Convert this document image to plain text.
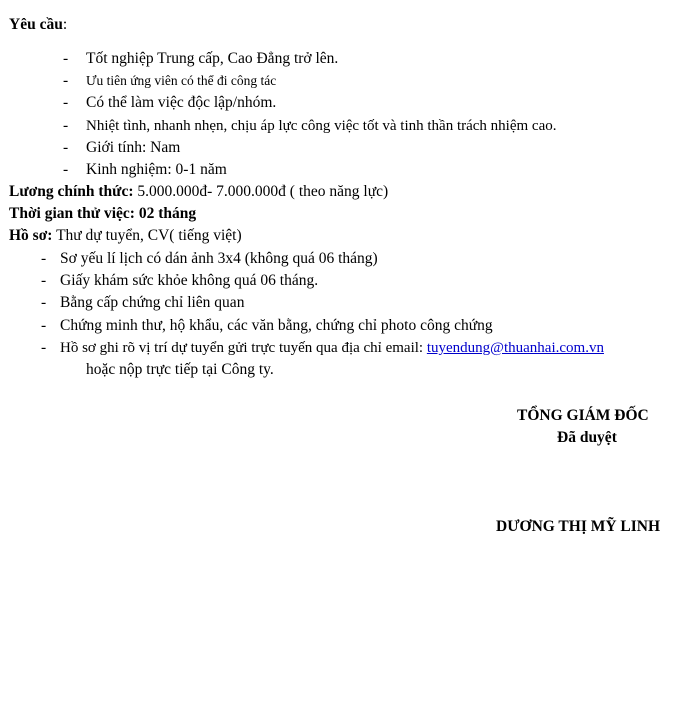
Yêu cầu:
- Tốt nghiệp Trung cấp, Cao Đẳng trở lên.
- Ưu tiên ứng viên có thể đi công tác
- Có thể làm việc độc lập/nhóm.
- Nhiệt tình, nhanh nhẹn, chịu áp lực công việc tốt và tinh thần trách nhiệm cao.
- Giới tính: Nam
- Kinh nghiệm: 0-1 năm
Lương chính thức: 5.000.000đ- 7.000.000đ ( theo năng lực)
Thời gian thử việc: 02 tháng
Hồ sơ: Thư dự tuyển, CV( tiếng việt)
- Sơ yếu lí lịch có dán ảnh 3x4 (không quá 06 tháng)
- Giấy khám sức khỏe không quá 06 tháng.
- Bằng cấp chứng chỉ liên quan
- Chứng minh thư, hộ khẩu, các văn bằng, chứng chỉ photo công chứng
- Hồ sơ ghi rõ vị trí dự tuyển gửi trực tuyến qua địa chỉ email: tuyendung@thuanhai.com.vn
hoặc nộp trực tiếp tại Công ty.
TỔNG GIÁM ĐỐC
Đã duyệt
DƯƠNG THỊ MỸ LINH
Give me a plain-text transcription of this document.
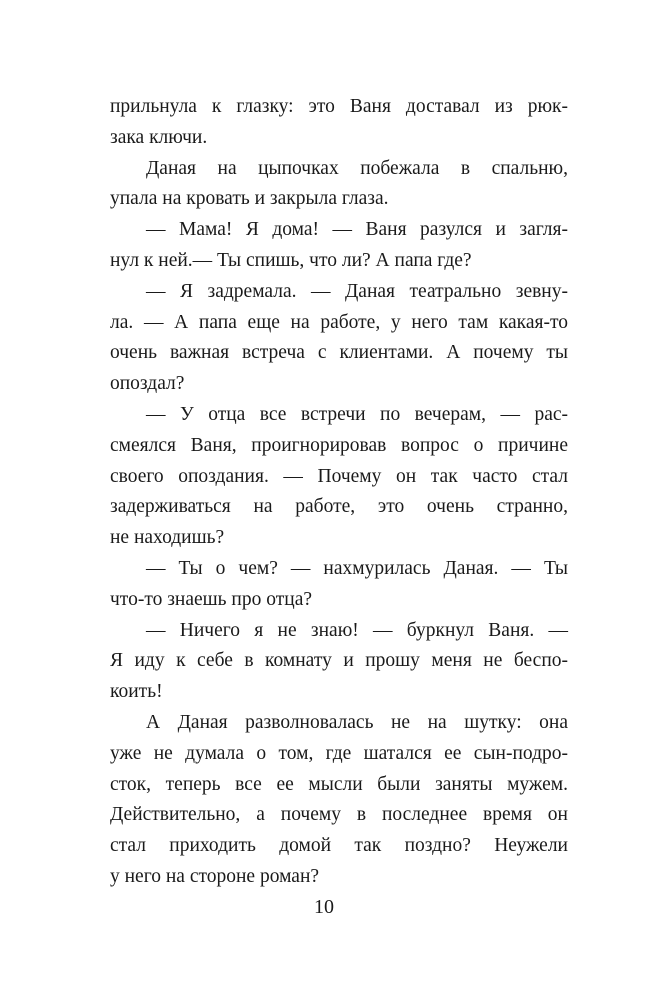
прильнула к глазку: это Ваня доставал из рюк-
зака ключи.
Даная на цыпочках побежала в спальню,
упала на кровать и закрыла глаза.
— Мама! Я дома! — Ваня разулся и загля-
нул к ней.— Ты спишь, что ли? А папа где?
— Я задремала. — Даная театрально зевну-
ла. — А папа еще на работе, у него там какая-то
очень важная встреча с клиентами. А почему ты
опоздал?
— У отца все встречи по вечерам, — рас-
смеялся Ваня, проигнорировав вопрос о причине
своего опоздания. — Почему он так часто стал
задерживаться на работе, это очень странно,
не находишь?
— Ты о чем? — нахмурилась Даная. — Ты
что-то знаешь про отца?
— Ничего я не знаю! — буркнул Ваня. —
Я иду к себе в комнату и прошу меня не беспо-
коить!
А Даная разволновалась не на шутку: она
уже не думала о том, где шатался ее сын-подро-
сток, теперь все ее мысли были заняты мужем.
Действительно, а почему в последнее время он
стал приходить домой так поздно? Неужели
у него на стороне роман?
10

### [Prompt]
Reproduce every record word for word. The copy must contain no pictures.

### [Answer for this exercise]
Convert this document image to plain text.
Yêu cầu:
- Tốt nghiệp Trung cấp, Cao Đẳng trở lên.
- Ưu tiên ứng viên có thể đi công tác
- Có thể làm việc độc lập/nhóm.
- Nhiệt tình, nhanh nhẹn, chịu áp lực công việc tốt và tinh thần trách nhiệm cao.
- Giới tính: Nam
- Kinh nghiệm: 0-1 năm
Lương chính thức: 5.000.000đ- 7.000.000đ ( theo năng lực)
Thời gian thử việc: 02 tháng
Hồ sơ: Thư dự tuyển, CV( tiếng việt)
- Sơ yếu lí lịch có dán ảnh 3x4 (không quá 06 tháng)
- Giấy khám sức khỏe không quá 06 tháng.
- Bằng cấp chứng chỉ liên quan
- Chứng minh thư, hộ khẩu, các văn bằng, chứng chỉ photo công chứng
- Hồ sơ ghi rõ vị trí dự tuyển gửi trực tuyến qua địa chỉ email: tuyendung@thuanhai.com.vn
hoặc nộp trực tiếp tại Công ty.
TỔNG GIÁM ĐỐC
Đã duyệt
DƯƠNG THỊ MỸ LINH
Give me a plain-text transcription of this document.
прильнула к глазку: это Ваня доставал из рюк-
зака ключи.
Даная на цыпочках побежала в спальню,
упала на кровать и закрыла глаза.
— Мама! Я дома! — Ваня разулся и загля-
нул к ней.— Ты спишь, что ли? А папа где?
— Я задремала. — Даная театрально зевну-
ла. — А папа еще на работе, у него там какая-то
очень важная встреча с клиентами. А почему ты
опоздал?
— У отца все встречи по вечерам, — рас-
смеялся Ваня, проигнорировав вопрос о причине
своего опоздания. — Почему он так часто стал
задерживаться на работе, это очень странно,
не находишь?
— Ты о чем? — нахмурилась Даная. — Ты
что-то знаешь про отца?
— Ничего я не знаю! — буркнул Ваня. —
Я иду к себе в комнату и прошу меня не беспо-
коить!
А Даная разволновалась не на шутку: она
уже не думала о том, где шатался ее сын-подро-
сток, теперь все ее мысли были заняты мужем.
Действительно, а почему в последнее время он
стал приходить домой так поздно? Неужели
у него на стороне роман?
10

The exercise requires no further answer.